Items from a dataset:
--------------------
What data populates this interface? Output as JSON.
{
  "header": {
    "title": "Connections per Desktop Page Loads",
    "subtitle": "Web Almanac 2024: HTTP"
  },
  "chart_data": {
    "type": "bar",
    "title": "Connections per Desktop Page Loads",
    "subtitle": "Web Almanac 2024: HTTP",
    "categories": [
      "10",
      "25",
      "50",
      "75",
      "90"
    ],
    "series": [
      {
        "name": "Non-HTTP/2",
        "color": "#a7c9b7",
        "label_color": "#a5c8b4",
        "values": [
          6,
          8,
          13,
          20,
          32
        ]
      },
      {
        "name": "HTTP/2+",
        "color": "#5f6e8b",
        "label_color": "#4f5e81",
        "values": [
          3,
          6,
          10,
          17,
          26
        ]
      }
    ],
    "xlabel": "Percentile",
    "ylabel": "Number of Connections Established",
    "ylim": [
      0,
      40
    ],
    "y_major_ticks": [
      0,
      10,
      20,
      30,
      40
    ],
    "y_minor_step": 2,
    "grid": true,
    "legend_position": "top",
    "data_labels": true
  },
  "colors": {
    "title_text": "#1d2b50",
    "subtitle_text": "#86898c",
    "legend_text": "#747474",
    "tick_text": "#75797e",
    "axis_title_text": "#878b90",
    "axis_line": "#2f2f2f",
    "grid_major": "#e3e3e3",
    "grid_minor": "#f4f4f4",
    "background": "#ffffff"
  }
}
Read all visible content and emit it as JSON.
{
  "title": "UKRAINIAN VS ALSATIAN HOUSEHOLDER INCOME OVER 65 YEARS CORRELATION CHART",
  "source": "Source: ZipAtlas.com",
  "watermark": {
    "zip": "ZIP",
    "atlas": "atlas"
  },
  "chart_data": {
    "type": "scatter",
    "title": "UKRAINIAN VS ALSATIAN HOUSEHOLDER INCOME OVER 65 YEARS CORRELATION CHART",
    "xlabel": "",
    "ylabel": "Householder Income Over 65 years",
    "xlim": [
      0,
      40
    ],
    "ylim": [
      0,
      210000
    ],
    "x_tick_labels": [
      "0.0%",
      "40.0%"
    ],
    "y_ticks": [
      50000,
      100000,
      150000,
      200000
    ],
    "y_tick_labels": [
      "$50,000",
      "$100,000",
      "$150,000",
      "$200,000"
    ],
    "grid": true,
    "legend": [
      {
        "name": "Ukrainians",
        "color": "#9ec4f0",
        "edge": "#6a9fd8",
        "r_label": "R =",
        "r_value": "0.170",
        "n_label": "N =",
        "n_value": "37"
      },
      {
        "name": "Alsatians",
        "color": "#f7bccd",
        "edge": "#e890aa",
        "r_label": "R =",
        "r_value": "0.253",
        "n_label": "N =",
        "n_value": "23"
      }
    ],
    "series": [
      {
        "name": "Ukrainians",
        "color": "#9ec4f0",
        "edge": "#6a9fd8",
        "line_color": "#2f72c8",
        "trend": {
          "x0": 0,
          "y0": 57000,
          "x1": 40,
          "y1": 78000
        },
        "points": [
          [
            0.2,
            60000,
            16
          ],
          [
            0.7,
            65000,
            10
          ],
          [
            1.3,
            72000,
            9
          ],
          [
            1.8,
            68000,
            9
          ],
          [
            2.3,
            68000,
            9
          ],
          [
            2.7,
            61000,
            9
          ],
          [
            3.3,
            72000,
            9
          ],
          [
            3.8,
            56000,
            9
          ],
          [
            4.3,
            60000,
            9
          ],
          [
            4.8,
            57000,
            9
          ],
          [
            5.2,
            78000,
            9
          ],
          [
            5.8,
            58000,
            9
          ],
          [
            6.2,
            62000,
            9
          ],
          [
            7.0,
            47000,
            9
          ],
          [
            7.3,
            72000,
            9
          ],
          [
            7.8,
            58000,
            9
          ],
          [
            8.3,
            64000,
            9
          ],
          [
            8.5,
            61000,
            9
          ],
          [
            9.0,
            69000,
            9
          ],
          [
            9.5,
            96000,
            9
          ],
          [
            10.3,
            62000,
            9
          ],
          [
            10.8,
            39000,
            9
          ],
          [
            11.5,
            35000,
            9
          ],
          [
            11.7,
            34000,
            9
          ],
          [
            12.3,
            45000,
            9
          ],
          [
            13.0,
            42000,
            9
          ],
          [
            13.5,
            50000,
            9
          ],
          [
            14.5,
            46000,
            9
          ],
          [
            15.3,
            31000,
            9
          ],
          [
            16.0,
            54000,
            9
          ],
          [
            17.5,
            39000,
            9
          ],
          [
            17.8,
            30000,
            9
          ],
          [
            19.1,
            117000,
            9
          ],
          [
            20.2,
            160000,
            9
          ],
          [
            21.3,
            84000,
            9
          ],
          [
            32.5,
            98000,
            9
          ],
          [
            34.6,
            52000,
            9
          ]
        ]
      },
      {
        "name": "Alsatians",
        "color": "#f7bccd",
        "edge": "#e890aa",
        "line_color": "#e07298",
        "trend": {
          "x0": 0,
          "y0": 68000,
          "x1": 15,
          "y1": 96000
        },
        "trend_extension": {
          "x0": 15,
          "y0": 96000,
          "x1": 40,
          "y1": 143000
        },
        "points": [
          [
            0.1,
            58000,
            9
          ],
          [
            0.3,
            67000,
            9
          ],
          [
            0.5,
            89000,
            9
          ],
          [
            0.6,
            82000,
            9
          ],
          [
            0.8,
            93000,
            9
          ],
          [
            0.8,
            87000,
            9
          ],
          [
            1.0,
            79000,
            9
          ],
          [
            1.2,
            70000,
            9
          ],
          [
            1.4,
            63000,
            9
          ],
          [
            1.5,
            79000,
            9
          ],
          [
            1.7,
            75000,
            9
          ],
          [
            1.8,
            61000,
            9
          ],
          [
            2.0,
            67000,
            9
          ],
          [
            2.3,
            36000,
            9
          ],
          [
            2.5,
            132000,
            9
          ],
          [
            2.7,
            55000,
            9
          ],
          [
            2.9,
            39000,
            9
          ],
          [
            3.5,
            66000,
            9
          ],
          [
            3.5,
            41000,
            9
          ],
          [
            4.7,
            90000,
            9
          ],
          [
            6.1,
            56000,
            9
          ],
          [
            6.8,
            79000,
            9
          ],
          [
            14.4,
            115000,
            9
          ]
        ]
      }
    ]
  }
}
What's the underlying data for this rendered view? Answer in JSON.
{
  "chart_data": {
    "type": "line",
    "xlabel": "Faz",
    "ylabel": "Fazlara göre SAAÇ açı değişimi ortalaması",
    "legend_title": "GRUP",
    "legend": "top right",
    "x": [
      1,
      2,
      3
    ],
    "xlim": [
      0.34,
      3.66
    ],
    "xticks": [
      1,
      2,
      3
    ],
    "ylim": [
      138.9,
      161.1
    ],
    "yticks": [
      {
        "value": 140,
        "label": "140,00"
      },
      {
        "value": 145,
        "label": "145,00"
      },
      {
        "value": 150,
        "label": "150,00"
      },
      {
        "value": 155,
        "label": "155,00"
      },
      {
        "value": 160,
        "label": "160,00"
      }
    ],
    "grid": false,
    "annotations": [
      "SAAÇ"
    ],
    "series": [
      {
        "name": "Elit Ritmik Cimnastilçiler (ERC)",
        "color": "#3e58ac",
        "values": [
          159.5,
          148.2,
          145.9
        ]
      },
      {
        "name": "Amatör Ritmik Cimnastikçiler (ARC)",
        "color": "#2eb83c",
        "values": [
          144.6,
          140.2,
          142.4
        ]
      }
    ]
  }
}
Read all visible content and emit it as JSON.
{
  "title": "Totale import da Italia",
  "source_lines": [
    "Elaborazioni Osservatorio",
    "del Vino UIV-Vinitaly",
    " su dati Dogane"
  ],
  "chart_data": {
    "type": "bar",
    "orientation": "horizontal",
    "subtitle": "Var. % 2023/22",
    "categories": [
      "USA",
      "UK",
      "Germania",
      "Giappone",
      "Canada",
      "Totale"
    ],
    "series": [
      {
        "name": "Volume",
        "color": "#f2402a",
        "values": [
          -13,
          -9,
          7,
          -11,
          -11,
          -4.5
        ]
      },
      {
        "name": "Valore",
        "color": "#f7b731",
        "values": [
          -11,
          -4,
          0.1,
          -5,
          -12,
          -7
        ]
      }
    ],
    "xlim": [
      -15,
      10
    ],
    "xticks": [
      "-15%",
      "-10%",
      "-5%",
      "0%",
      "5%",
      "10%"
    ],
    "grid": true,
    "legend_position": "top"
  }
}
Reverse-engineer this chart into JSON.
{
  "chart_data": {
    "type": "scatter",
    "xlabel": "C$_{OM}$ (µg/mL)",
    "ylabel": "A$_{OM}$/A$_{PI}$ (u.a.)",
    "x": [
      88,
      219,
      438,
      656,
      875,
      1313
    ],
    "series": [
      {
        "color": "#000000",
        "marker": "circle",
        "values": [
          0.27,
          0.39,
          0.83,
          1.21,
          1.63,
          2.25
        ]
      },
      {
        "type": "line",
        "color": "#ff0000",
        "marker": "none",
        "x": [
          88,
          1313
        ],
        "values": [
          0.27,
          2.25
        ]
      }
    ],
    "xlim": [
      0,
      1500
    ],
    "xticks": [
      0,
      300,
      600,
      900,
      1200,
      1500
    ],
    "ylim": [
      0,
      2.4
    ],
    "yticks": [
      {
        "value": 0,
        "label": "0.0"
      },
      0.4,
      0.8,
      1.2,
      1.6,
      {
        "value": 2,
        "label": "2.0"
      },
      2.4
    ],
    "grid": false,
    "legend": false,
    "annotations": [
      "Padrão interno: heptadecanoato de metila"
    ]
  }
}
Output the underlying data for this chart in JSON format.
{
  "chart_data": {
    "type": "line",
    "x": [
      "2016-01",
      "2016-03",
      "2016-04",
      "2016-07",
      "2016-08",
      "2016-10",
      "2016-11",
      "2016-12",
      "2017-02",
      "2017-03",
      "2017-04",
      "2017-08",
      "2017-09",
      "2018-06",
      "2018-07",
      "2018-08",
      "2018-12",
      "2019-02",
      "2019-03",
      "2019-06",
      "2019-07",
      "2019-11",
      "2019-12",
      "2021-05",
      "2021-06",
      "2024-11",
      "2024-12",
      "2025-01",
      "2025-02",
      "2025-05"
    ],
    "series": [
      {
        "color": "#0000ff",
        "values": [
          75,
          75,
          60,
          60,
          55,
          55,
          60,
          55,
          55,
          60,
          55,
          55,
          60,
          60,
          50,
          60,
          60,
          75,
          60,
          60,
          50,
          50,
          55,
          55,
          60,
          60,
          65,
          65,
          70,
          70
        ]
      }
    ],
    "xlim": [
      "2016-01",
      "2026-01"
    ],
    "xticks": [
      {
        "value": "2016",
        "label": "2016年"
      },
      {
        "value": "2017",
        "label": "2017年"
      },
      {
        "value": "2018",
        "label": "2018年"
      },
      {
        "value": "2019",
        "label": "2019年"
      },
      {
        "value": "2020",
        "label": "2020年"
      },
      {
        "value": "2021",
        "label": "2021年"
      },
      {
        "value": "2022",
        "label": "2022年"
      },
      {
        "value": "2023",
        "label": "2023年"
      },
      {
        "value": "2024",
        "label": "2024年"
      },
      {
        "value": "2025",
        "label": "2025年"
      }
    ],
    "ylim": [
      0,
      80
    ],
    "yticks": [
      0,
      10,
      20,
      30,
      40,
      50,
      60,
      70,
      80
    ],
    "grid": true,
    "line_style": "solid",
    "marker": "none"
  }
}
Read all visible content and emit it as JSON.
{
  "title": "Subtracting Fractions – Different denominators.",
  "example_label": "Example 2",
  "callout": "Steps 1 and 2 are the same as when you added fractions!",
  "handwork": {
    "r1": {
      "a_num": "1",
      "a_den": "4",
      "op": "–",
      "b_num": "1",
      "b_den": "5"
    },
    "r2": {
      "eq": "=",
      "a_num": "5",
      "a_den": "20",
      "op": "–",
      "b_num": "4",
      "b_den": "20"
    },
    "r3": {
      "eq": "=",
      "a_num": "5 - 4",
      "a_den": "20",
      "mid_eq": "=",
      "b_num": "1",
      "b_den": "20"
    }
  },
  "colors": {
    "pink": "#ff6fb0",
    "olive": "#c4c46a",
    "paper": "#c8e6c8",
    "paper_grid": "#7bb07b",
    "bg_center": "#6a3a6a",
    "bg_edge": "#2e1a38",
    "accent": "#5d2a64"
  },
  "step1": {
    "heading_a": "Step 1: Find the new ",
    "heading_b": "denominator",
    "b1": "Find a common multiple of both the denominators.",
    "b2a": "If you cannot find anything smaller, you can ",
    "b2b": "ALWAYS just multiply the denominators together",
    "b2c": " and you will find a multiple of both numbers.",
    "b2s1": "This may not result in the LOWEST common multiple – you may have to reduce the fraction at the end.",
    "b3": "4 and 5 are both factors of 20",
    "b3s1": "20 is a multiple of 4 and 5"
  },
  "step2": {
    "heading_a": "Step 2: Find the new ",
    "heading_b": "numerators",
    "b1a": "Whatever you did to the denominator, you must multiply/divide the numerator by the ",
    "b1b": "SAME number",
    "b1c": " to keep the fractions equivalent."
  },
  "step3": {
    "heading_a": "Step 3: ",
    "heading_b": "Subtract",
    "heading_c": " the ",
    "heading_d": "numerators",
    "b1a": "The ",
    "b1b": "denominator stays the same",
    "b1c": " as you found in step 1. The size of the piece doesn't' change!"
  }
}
--------------------
◆ Task goal ◆
Report each line in the preceding entries that holds the string "multiple".

◆ Task solution ◆
    "b1": "Find a common multiple of both the denominators.",
    "b2c": " and you will find a multiple of both numbers.",
    "b2s1": "This may not result in the LOWEST common multiple – you may have to reduce the fraction at the end.",
    "b3s1": "20 is a multiple of 4 and 5"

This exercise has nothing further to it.